• [Records from a dataset]
# # # # # # #

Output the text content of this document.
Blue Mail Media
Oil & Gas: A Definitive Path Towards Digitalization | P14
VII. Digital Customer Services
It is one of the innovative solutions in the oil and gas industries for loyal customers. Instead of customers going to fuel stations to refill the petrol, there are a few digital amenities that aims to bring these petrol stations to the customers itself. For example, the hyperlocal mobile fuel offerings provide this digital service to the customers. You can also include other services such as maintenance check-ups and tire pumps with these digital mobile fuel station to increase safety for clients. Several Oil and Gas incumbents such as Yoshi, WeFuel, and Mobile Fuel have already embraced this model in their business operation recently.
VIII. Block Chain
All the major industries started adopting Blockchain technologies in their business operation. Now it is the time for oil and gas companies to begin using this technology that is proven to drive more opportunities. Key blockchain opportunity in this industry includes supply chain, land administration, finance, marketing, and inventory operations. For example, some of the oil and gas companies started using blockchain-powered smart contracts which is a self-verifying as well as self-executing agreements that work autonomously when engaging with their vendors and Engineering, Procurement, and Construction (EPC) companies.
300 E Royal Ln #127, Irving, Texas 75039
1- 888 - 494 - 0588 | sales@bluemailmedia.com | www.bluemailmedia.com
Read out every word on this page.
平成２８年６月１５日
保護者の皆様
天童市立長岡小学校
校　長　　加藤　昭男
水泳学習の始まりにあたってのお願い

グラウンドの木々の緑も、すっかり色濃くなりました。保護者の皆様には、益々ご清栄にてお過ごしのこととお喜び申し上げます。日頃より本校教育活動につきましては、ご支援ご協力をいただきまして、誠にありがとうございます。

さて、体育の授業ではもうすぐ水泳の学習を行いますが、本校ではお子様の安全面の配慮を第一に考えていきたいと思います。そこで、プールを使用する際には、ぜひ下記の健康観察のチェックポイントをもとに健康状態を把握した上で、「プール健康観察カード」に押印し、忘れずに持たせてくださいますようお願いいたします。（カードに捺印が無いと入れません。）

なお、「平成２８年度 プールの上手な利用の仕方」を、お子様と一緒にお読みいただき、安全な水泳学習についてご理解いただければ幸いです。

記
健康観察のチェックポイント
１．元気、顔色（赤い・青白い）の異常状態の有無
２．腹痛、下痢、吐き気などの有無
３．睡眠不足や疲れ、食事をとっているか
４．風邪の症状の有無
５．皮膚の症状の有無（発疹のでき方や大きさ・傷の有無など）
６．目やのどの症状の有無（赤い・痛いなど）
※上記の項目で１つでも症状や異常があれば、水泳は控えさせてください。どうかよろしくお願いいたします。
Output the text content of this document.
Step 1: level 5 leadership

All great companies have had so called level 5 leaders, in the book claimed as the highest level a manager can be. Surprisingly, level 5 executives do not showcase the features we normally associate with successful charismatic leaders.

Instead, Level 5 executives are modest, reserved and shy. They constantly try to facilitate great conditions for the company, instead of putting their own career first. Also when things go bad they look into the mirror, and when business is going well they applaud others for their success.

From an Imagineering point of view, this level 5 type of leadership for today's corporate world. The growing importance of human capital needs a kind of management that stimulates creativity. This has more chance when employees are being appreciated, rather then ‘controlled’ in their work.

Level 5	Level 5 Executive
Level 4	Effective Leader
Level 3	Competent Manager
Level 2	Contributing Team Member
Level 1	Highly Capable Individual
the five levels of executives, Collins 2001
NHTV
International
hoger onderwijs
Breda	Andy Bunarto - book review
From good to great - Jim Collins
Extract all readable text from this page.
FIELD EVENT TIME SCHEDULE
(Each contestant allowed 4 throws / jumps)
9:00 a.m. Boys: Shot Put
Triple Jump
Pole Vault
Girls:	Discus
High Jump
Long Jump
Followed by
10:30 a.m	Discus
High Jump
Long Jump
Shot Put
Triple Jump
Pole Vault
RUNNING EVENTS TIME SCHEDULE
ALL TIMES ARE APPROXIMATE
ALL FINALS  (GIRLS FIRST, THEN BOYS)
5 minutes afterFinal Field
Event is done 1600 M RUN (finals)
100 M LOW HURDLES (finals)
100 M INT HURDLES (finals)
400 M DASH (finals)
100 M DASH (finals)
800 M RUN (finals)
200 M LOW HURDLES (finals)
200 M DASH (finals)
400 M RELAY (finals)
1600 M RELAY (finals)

# # # # # # #

• [DIRECTIONS FOR THIS TASK]
Copy out all of the records shown above exactly.

• [RIGHT ANSWER]
Output the text content of this document.
Blue Mail Media
Oil & Gas: A Definitive Path Towards Digitalization | P14
VII. Digital Customer Services
It is one of the innovative solutions in the oil and gas industries for loyal customers. Instead of customers going to fuel stations to refill the petrol, there are a few digital amenities that aims to bring these petrol stations to the customers itself. For example, the hyperlocal mobile fuel offerings provide this digital service to the customers. You can also include other services such as maintenance check-ups and tire pumps with these digital mobile fuel station to increase safety for clients. Several Oil and Gas incumbents such as Yoshi, WeFuel, and Mobile Fuel have already embraced this model in their business operation recently.
VIII. Block Chain
All the major industries started adopting Blockchain technologies in their business operation. Now it is the time for oil and gas companies to begin using this technology that is proven to drive more opportunities. Key blockchain opportunity in this industry includes supply chain, land administration, finance, marketing, and inventory operations. For example, some of the oil and gas companies started using blockchain-powered smart contracts which is a self-verifying as well as self-executing agreements that work autonomously when engaging with their vendors and Engineering, Procurement, and Construction (EPC) companies.
300 E Royal Ln #127, Irving, Texas 75039
1- 888 - 494 - 0588 | sales@bluemailmedia.com | www.bluemailmedia.com
Read out every word on this page.
平成２８年６月１５日
保護者の皆様
天童市立長岡小学校
校　長　　加藤　昭男
水泳学習の始まりにあたってのお願い

グラウンドの木々の緑も、すっかり色濃くなりました。保護者の皆様には、益々ご清栄にてお過ごしのこととお喜び申し上げます。日頃より本校教育活動につきましては、ご支援ご協力をいただきまして、誠にありがとうございます。

さて、体育の授業ではもうすぐ水泳の学習を行いますが、本校ではお子様の安全面の配慮を第一に考えていきたいと思います。そこで、プールを使用する際には、ぜひ下記の健康観察のチェックポイントをもとに健康状態を把握した上で、「プール健康観察カード」に押印し、忘れずに持たせてくださいますようお願いいたします。（カードに捺印が無いと入れません。）

なお、「平成２８年度 プールの上手な利用の仕方」を、お子様と一緒にお読みいただき、安全な水泳学習についてご理解いただければ幸いです。

記
健康観察のチェックポイント
１．元気、顔色（赤い・青白い）の異常状態の有無
２．腹痛、下痢、吐き気などの有無
３．睡眠不足や疲れ、食事をとっているか
４．風邪の症状の有無
５．皮膚の症状の有無（発疹のでき方や大きさ・傷の有無など）
６．目やのどの症状の有無（赤い・痛いなど）
※上記の項目で１つでも症状や異常があれば、水泳は控えさせてください。どうかよろしくお願いいたします。
Output the text content of this document.
Step 1: level 5 leadership

All great companies have had so called level 5 leaders, in the book claimed as the highest level a manager can be. Surprisingly, level 5 executives do not showcase the features we normally associate with successful charismatic leaders.

Instead, Level 5 executives are modest, reserved and shy. They constantly try to facilitate great conditions for the company, instead of putting their own career first. Also when things go bad they look into the mirror, and when business is going well they applaud others for their success.

From an Imagineering point of view, this level 5 type of leadership for today's corporate world. The growing importance of human capital needs a kind of management that stimulates creativity. This has more chance when employees are being appreciated, rather then ‘controlled’ in their work.

Level 5	Level 5 Executive
Level 4	Effective Leader
Level 3	Competent Manager
Level 2	Contributing Team Member
Level 1	Highly Capable Individual
the five levels of executives, Collins 2001
NHTV
International
hoger onderwijs
Breda	Andy Bunarto - book review
From good to great - Jim Collins
Extract all readable text from this page.
FIELD EVENT TIME SCHEDULE
(Each contestant allowed 4 throws / jumps)
9:00 a.m. Boys: Shot Put
Triple Jump
Pole Vault
Girls:	Discus
High Jump
Long Jump
Followed by
10:30 a.m	Discus
High Jump
Long Jump
Shot Put
Triple Jump
Pole Vault
RUNNING EVENTS TIME SCHEDULE
ALL TIMES ARE APPROXIMATE
ALL FINALS  (GIRLS FIRST, THEN BOYS)
5 minutes afterFinal Field
Event is done 1600 M RUN (finals)
100 M LOW HURDLES (finals)
100 M INT HURDLES (finals)
400 M DASH (finals)
100 M DASH (finals)
800 M RUN (finals)
200 M LOW HURDLES (finals)
200 M DASH (finals)
400 M RELAY (finals)
1600 M RELAY (finals)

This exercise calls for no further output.